Article:
>>>

Graph Query Patterns (Application-Level)

Pattern 1: Blast Radius (Materialized Paths)

Fast — pre-computed during sync, direct document read:

// "What can this identity reach?"
const identity = await db.entities.findOne({
    _id: identityId,
    tenant_id: tenantId
});

// execution_paths already contains the answer
const blastRadius = identity.execution_paths;
// Group by business_domain, sensitivity for risk assessment

Pattern 2: Reverse Query (Denormalized)

"All identities that can reach this resource":

const resource = await db.entities.findOne({
    _id: resourceId,
    tenant_id: tenantId
});

// accessible_by already contains the answer
const identitiesWithAccess = resource.accessible_by;

Pattern 3: On-Demand Path Computation

For paths not yet materialized or for ad-hoc queries:

async function computeExecutionPaths(identityId, tenantId, db) {
    const identity = await db.entities.findOne({
        _id: identityId,
        tenant_id: tenantId
    });

    const roleIds = identity.relationships
        .filter(r => r.type === "HAS_ROLE")
        .map(r => r.target_id);

    // Load roles
    const roles = await db.entities.find({
        _id: { $in: roleIds },
        tenant_id: tenantId
    }).toArray();

    const paths = [];
    for (const role of roles) {
        const permissionIds = role.relationships
            .filter(r => r.type === "GRANTS")

<<<

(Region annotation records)
>>>

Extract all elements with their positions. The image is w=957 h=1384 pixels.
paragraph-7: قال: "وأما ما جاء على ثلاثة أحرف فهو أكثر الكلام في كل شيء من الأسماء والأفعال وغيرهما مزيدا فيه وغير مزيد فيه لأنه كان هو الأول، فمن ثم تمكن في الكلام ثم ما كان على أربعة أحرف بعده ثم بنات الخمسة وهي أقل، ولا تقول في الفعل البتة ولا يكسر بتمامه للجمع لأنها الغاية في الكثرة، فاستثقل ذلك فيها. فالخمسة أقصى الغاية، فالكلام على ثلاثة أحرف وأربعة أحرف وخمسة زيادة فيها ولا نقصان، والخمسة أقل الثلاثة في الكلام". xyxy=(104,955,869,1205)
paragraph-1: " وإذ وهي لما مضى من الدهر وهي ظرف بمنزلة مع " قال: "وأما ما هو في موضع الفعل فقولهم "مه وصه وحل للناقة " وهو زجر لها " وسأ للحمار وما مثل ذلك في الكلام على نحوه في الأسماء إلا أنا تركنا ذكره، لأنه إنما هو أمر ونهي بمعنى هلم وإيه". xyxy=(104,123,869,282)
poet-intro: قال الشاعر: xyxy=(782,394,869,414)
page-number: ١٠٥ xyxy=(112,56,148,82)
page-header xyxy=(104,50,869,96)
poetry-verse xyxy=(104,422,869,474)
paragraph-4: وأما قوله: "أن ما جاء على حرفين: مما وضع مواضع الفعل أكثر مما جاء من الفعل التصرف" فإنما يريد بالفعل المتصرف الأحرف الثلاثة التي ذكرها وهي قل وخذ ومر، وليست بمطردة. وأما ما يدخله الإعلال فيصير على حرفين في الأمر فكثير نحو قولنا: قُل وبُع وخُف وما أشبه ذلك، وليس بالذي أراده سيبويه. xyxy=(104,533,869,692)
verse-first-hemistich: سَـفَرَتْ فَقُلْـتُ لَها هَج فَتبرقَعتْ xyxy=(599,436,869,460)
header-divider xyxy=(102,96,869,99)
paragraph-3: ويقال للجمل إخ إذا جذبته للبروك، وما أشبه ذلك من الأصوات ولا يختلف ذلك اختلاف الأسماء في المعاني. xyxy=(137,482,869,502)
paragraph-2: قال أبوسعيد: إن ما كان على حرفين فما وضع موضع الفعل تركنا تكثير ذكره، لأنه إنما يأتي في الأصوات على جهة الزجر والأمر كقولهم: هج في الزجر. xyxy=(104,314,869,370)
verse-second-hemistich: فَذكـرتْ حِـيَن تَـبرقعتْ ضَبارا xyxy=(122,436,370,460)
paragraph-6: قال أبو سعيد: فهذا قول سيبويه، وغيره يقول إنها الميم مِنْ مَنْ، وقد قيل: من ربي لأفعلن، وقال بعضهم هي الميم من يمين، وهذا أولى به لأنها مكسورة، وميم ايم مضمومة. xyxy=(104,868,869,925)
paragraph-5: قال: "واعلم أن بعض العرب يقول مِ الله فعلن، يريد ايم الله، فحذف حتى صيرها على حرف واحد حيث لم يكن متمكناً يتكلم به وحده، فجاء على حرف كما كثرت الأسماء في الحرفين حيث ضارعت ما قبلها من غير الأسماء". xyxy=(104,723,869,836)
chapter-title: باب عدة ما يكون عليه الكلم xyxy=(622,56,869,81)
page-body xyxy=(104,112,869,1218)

<<<

What needs to be done:
Resume the article on graph query patterns, picking up right after its last line.

The result:
            .map(r => r.target_id);

        const permissions = await db.entities.find({
            _id: { $in: permissionIds },
            tenant_id: tenantId
        }).toArray();

        for (const perm of permissions) {
            const resourceIds = perm.relationships
                .filter(r => r.type === "APPLIES_TO")
                .map(r => r.target_id);

            const resources = await db.entities.find({
                _id: { $in: resourceIds },
                tenant_id: tenantId
            }).toArray();

            for (const resource of resources) {
                paths.push({
                    resource_id: resource._id,
                    resource_name: resource.properties.resource_name,
                    business_domain: resource.properties.business_domain,
                    sensitivity: resource.properties.sensitivity,
                    via_roles: [role.properties.role_name],
                    actions: [perm.properties.normalized_action],
                    computed_at: new Date()
                });
            }
        }
    }

    return paths;
}

Pattern 4: Point-in-Time Comparison

// "How has this identity's access changed in 6 months?"
const now = await db.entities.findOne({ _id: identityId, tenant_id: tenantId });
const then = await db.entity_versions.findOne({
    entity_id: identityId,
    tenant_id: tenantId,
    valid_at: { $lte: sixMonthsAgo },
    expired_at: { $gt: sixMonthsAgo }
});

// Diff execution_paths for scope drift detection
const addedPaths = now.execution_paths.filter(
    p => !then.execution_paths.some(tp => tp.resource_id === p.resource_id)
);

Pattern 5: Drift Timeline

// "All role changes for identity X over 12 months"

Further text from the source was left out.